GOAL: All the data should come back exactly as it was given.

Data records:
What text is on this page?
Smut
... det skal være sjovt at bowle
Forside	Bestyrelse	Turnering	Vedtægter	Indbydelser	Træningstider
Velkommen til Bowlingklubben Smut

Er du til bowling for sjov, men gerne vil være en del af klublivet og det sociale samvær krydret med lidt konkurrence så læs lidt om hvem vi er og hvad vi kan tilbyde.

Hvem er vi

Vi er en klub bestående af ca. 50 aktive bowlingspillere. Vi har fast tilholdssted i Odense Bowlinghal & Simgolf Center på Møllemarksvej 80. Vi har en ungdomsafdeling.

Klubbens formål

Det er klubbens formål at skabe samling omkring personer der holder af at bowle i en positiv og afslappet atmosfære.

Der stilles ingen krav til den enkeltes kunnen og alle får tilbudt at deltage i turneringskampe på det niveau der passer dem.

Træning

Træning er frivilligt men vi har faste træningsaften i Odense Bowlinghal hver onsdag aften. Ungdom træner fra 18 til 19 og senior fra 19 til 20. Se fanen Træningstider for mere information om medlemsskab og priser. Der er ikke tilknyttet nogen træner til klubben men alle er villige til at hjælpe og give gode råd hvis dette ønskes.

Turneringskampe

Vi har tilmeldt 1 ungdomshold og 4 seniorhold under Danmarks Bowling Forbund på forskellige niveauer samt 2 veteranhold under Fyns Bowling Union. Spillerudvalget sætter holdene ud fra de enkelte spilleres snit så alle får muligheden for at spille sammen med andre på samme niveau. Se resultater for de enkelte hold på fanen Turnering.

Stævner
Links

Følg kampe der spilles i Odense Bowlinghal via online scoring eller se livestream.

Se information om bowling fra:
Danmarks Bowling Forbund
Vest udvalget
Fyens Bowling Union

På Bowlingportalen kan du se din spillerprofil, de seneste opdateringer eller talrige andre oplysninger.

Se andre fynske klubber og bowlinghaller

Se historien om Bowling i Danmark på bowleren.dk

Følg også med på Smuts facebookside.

TASK SOLUTION:
What text is on this page?
Smut
... det skal være sjovt at bowle
Forside	Bestyrelse	Turnering	Vedtægter	Indbydelser	Træningstider
Velkommen til Bowlingklubben Smut

Er du til bowling for sjov, men gerne vil være en del af klublivet og det sociale samvær krydret med lidt konkurrence så læs lidt om hvem vi er og hvad vi kan tilbyde.

Hvem er vi

Vi er en klub bestående af ca. 50 aktive bowlingspillere. Vi har fast tilholdssted i Odense Bowlinghal & Simgolf Center på Møllemarksvej 80. Vi har en ungdomsafdeling.

Klubbens formål

Det er klubbens formål at skabe samling omkring personer der holder af at bowle i en positiv og afslappet atmosfære.

Der stilles ingen krav til den enkeltes kunnen og alle får tilbudt at deltage i turneringskampe på det niveau der passer dem.

Træning

Træning er frivilligt men vi har faste træningsaften i Odense Bowlinghal hver onsdag aften. Ungdom træner fra 18 til 19 og senior fra 19 til 20. Se fanen Træningstider for mere information om medlemsskab og priser. Der er ikke tilknyttet nogen træner til klubben men alle er villige til at hjælpe og give gode råd hvis dette ønskes.

Turneringskampe

Vi har tilmeldt 1 ungdomshold og 4 seniorhold under Danmarks Bowling Forbund på forskellige niveauer samt 2 veteranhold under Fyns Bowling Union. Spillerudvalget sætter holdene ud fra de enkelte spilleres snit så alle får muligheden for at spille sammen med andre på samme niveau. Se resultater for de enkelte hold på fanen Turnering.

Stævner
Links

Følg kampe der spilles i Odense Bowlinghal via online scoring eller se livestream.

Se information om bowling fra:
Danmarks Bowling Forbund
Vest udvalget
Fyens Bowling Union

På Bowlingportalen kan du se din spillerprofil, de seneste opdateringer eller talrige andre oplysninger.

Se andre fynske klubber og bowlinghaller

Se historien om Bowling i Danmark på bowleren.dk

Følg også med på Smuts facebookside.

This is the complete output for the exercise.